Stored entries
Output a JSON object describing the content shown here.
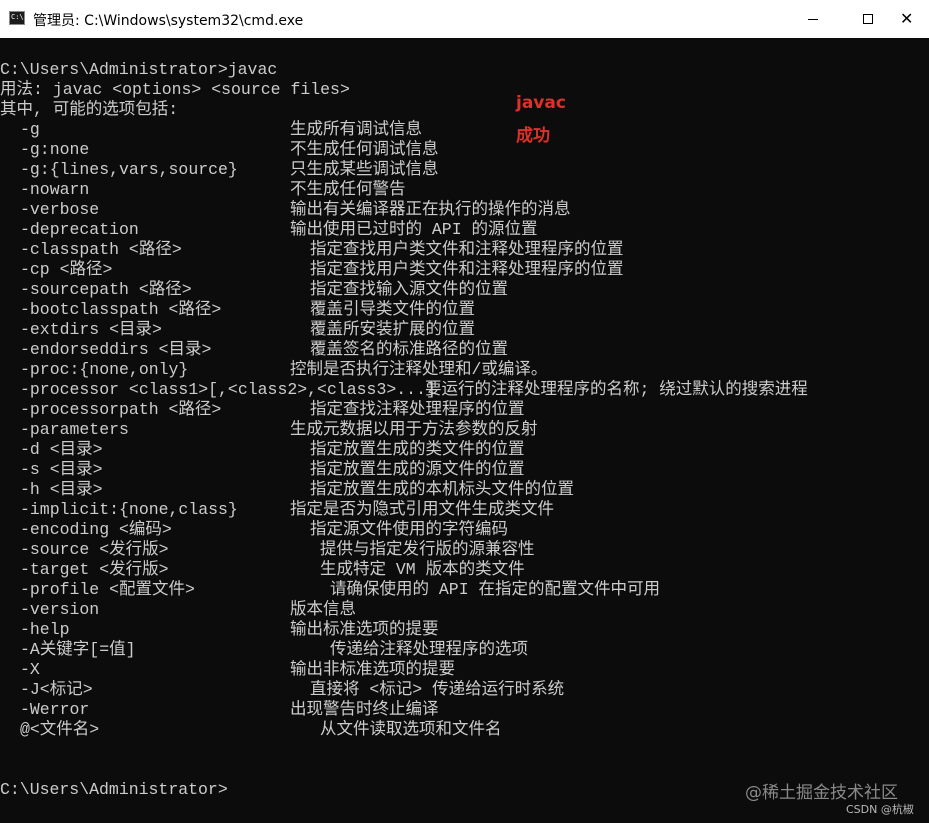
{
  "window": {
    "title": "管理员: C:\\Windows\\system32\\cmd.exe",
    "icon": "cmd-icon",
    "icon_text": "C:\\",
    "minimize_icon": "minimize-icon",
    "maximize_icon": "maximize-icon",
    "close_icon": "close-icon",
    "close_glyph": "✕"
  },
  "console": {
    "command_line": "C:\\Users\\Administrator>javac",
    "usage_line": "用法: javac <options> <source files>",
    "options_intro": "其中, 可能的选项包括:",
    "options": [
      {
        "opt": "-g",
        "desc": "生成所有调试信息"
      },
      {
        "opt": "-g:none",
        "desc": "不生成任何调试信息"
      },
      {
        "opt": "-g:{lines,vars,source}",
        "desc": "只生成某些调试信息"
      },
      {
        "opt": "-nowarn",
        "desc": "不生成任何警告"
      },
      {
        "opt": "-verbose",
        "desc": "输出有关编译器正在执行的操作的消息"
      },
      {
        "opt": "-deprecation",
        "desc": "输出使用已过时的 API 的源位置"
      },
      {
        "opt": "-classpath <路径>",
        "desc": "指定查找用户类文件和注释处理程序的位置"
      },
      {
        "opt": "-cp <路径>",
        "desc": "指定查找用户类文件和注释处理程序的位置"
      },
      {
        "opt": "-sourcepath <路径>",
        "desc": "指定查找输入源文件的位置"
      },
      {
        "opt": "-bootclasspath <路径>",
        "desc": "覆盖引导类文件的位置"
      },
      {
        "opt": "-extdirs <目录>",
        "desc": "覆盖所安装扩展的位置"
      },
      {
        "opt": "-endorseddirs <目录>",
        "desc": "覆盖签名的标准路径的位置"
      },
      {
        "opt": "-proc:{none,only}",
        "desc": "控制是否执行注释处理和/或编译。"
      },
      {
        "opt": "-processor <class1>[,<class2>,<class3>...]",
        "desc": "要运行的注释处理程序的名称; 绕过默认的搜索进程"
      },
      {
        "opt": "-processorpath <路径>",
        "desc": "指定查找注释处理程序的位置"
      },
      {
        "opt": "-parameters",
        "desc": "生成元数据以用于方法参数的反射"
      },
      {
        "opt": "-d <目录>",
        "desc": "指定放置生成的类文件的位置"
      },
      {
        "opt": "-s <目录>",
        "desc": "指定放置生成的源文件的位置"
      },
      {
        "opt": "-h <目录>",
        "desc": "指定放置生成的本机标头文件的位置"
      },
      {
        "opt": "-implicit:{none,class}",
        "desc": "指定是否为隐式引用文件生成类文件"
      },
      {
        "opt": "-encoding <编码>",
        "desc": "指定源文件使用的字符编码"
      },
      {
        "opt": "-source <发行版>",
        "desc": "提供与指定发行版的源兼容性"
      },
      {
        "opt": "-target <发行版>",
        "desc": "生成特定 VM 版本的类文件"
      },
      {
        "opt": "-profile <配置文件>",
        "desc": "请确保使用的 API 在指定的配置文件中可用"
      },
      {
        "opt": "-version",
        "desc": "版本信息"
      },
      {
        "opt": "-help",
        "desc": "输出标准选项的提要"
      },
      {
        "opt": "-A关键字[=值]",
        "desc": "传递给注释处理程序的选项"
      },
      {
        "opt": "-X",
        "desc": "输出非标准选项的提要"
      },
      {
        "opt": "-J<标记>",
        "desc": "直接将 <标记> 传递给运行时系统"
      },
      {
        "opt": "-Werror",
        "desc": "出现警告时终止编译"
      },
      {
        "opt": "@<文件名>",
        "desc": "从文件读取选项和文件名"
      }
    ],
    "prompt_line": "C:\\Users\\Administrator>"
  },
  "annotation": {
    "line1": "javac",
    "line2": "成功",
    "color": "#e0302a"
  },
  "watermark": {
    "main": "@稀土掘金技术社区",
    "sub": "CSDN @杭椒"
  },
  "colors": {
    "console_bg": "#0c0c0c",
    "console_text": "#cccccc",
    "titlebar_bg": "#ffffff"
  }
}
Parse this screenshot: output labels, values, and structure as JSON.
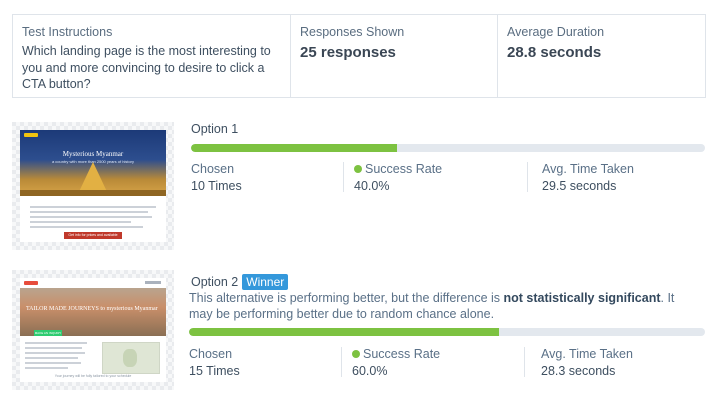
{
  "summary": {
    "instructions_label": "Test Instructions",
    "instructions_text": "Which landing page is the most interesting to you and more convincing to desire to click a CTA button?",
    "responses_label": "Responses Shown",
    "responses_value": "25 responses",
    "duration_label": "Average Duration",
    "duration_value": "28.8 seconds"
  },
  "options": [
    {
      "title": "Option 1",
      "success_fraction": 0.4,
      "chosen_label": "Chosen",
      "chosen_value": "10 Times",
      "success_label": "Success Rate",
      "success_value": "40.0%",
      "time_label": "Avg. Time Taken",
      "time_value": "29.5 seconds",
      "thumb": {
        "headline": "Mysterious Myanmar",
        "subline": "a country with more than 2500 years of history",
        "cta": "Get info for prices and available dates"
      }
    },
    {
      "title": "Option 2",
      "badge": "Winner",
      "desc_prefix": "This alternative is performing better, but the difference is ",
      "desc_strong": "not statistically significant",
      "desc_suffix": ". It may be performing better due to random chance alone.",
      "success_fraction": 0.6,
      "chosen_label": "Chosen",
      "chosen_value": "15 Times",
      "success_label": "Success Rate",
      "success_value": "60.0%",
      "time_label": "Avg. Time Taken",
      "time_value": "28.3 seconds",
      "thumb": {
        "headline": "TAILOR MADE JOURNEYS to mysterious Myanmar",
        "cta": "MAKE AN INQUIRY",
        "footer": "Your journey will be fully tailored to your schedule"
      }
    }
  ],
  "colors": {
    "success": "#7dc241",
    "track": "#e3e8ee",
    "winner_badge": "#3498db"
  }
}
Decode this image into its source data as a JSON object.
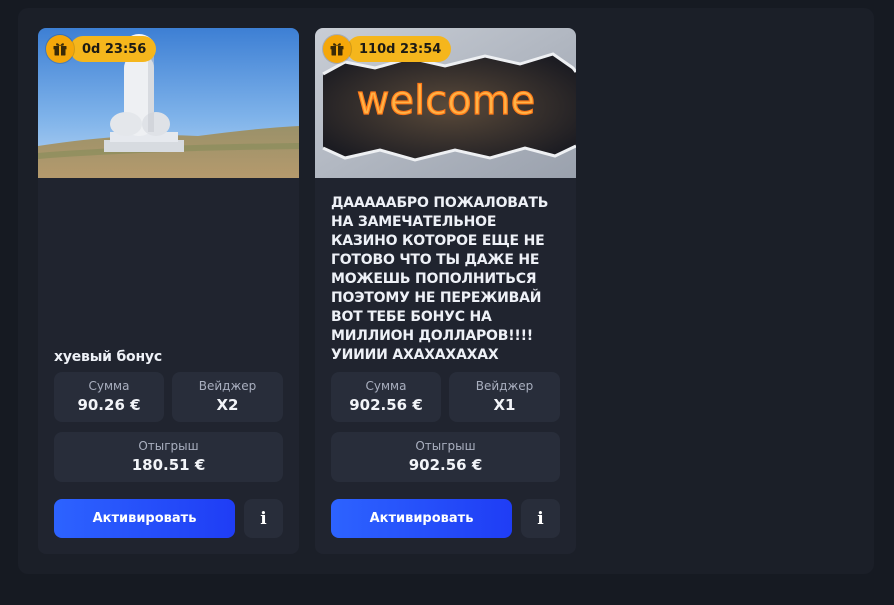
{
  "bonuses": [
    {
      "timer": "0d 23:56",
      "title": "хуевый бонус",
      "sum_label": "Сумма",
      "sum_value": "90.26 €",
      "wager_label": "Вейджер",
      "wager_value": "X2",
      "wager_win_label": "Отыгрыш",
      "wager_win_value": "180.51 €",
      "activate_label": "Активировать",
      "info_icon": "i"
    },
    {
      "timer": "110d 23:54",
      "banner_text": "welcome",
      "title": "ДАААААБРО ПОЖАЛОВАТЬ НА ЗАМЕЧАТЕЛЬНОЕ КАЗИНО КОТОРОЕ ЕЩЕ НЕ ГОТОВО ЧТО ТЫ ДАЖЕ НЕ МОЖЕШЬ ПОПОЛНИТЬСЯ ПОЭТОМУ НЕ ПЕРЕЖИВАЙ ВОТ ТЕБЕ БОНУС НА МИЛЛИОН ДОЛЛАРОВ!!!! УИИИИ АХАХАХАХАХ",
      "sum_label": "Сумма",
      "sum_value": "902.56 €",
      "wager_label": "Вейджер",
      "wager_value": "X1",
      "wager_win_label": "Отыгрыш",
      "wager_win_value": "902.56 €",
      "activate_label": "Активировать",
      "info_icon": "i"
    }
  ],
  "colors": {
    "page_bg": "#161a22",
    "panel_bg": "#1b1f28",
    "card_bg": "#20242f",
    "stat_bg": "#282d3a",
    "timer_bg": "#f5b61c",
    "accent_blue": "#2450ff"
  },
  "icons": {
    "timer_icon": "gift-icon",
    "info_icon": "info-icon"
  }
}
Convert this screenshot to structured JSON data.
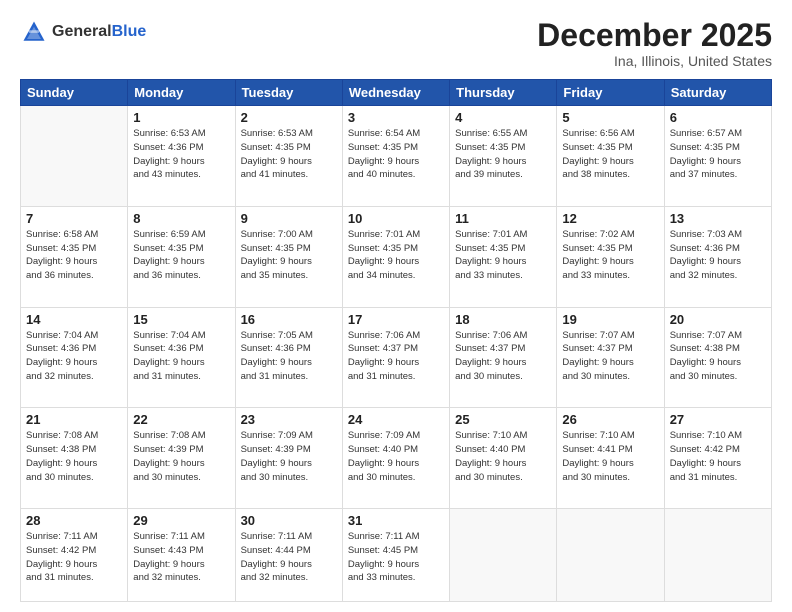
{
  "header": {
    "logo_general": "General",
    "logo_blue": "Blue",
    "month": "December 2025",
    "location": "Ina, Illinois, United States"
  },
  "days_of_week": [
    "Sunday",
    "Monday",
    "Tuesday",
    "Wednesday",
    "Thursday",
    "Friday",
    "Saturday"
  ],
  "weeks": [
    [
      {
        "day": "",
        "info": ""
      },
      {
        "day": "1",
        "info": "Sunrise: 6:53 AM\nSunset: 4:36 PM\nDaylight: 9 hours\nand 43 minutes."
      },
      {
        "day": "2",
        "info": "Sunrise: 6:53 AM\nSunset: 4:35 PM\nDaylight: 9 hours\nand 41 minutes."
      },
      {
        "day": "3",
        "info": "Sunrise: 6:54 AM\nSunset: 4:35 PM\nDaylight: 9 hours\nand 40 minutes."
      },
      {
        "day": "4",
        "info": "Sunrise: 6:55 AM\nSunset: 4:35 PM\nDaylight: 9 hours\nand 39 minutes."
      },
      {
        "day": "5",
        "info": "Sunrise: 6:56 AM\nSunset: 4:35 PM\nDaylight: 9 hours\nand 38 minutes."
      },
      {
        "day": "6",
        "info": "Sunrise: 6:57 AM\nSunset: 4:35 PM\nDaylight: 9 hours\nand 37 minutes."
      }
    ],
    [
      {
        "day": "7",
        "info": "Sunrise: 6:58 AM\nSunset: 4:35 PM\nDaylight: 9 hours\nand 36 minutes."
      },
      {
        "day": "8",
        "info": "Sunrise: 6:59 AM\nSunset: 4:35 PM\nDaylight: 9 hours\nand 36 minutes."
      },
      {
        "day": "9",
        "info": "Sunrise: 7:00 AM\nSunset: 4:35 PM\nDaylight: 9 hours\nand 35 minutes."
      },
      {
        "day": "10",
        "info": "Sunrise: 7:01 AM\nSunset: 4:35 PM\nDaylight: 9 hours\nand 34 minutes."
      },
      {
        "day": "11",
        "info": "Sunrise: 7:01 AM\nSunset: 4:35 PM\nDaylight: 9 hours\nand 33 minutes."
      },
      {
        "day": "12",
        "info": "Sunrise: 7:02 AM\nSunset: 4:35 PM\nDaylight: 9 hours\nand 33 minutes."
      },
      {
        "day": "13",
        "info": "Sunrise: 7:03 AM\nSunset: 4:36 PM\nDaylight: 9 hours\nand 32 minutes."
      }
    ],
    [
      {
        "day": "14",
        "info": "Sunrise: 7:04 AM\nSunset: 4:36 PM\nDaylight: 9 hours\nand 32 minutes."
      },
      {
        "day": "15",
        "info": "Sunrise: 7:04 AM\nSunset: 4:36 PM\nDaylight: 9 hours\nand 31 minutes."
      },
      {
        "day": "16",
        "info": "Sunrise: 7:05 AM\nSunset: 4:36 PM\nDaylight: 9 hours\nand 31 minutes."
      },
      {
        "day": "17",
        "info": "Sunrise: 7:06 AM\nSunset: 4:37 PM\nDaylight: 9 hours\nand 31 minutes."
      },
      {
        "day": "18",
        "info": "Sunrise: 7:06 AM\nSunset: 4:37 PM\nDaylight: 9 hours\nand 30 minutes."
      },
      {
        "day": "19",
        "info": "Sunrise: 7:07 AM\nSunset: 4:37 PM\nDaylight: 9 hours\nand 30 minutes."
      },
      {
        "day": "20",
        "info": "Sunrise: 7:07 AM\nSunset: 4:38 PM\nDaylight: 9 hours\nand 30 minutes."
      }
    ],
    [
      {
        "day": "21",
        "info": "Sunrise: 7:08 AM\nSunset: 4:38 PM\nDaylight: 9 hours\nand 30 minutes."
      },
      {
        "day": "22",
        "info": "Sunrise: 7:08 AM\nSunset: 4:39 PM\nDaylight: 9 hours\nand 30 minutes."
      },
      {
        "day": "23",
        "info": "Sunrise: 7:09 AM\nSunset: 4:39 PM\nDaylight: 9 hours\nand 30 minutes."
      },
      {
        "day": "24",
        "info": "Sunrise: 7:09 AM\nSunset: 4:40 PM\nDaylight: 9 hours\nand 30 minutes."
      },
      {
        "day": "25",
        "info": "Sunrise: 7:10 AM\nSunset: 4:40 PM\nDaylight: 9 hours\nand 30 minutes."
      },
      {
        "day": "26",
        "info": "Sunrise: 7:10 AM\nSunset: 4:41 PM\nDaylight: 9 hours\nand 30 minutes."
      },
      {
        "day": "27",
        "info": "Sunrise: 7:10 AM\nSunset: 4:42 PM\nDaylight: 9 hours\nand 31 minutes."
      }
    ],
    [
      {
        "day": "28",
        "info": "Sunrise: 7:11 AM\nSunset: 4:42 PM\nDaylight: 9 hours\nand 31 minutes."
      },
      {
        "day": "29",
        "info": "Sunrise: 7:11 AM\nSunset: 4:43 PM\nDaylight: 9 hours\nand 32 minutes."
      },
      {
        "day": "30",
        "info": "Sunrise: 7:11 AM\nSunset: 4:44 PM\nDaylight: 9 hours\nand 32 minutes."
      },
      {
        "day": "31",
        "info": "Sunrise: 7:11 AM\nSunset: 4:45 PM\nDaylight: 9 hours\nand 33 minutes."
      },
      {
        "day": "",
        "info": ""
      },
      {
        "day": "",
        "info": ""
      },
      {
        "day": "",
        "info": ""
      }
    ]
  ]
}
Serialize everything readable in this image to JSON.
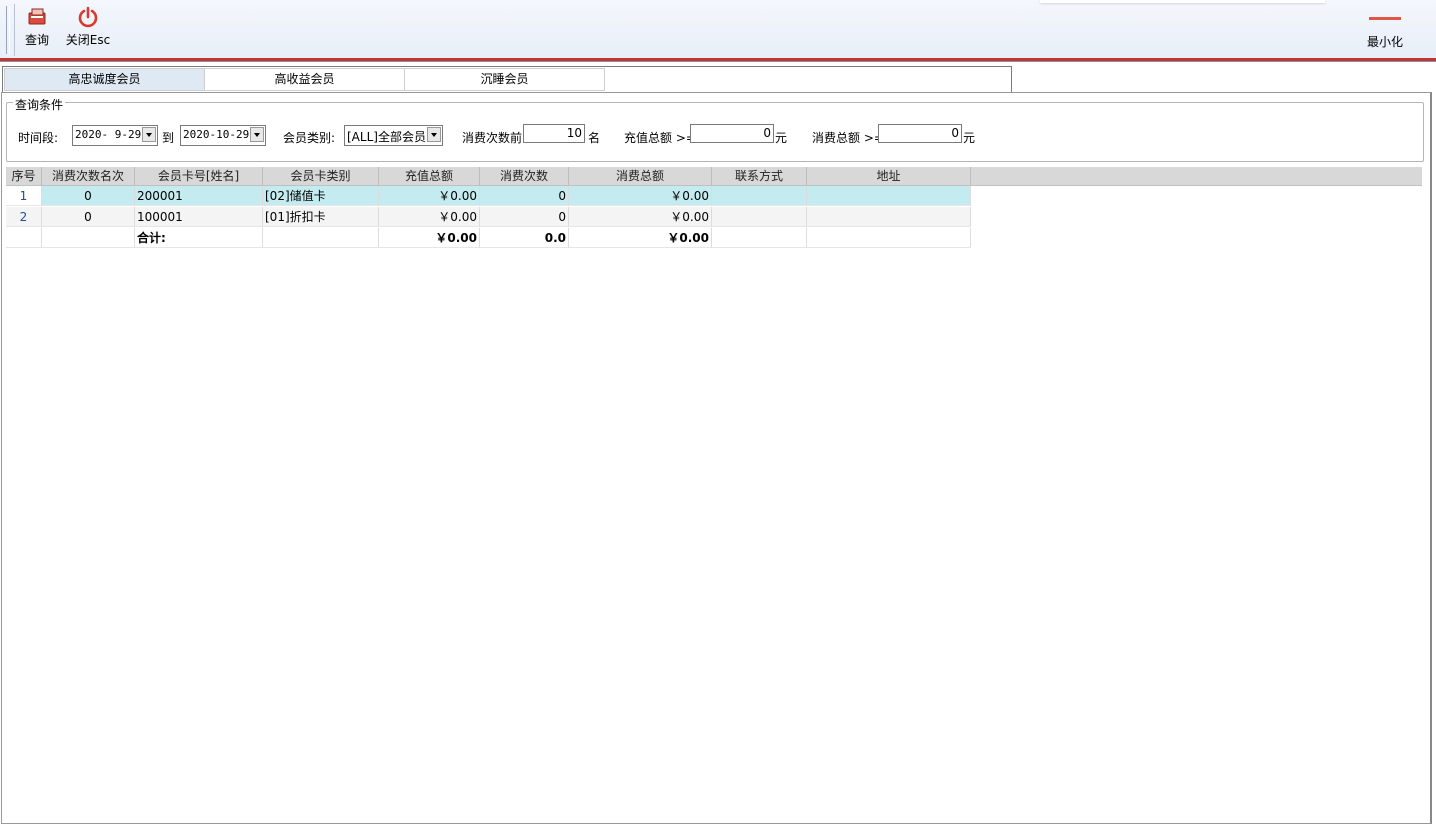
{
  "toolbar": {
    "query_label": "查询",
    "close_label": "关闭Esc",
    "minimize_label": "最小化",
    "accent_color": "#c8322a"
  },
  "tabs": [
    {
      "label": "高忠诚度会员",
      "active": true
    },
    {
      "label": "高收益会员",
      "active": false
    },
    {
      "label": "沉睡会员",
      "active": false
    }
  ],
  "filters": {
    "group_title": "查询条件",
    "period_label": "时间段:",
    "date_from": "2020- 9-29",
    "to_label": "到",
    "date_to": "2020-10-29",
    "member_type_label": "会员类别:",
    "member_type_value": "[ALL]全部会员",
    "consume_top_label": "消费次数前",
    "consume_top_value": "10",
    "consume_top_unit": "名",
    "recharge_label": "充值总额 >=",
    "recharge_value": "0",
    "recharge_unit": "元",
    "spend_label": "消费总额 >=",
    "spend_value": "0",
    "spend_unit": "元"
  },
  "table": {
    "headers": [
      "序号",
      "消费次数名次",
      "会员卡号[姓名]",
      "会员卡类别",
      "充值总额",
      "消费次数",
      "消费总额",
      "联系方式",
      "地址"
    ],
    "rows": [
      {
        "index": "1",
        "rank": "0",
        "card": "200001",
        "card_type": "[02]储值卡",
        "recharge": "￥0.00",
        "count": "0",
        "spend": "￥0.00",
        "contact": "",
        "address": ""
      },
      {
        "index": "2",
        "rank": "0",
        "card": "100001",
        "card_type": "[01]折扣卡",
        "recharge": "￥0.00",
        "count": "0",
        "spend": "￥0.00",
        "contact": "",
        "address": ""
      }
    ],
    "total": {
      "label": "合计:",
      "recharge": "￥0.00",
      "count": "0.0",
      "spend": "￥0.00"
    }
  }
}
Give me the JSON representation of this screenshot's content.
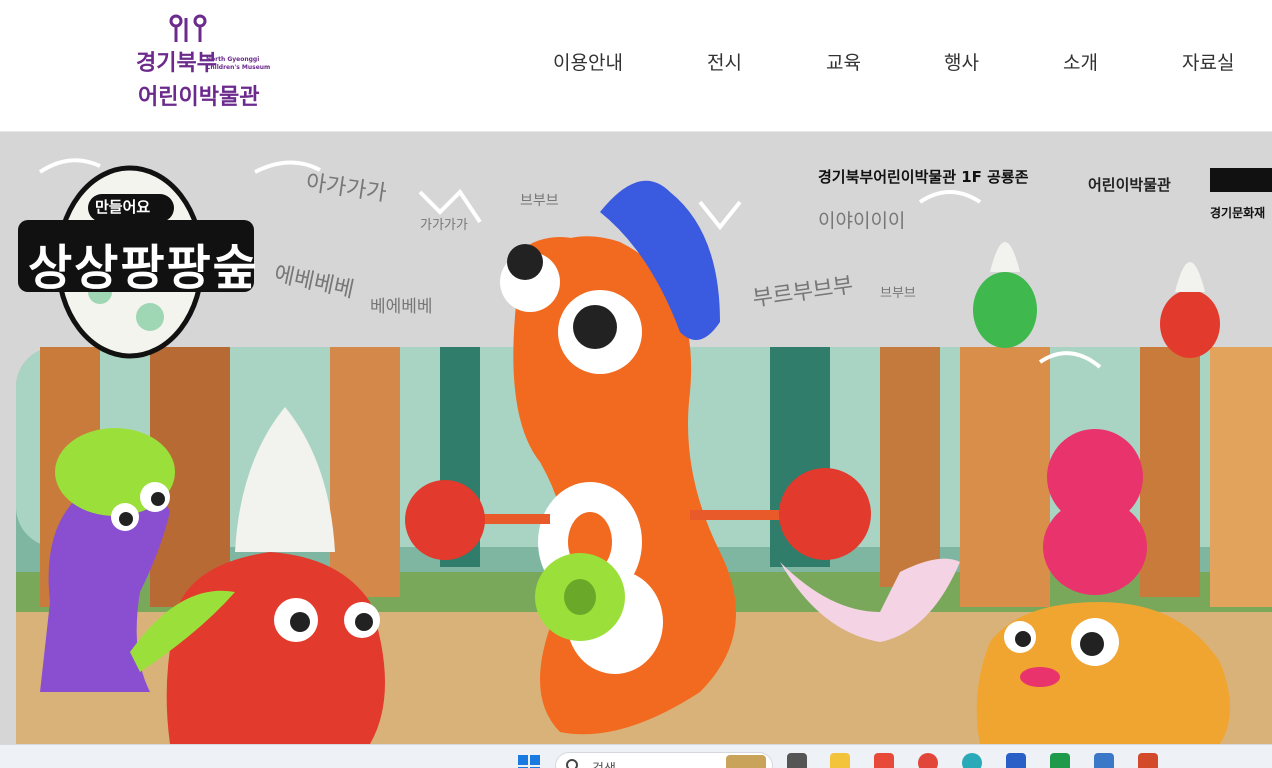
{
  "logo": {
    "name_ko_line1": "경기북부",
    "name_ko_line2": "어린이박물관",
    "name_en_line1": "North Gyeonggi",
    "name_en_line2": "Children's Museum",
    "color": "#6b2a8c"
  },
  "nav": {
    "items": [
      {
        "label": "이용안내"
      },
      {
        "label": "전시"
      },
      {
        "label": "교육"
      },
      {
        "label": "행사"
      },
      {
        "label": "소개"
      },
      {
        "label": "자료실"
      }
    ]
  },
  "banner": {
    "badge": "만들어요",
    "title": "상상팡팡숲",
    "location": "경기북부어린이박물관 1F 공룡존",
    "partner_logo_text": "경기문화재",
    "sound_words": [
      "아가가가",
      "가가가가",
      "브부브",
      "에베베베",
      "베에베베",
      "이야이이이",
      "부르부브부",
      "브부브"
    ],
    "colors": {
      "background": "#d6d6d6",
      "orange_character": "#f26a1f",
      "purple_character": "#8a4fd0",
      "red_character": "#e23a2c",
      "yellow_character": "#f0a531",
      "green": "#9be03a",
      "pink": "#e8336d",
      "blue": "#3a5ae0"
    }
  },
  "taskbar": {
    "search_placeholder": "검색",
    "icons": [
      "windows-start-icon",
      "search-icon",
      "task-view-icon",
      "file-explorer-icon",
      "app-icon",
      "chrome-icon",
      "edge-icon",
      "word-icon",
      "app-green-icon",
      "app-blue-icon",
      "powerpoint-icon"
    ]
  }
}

→ Short exercise:
Working from the listing above, pick out every line that has "location" and copy it.

→ Answer to this problem:
    "location": "Ina, Illinois, United States"
    "location": "경기북부어린이박물관 1F 공룡존",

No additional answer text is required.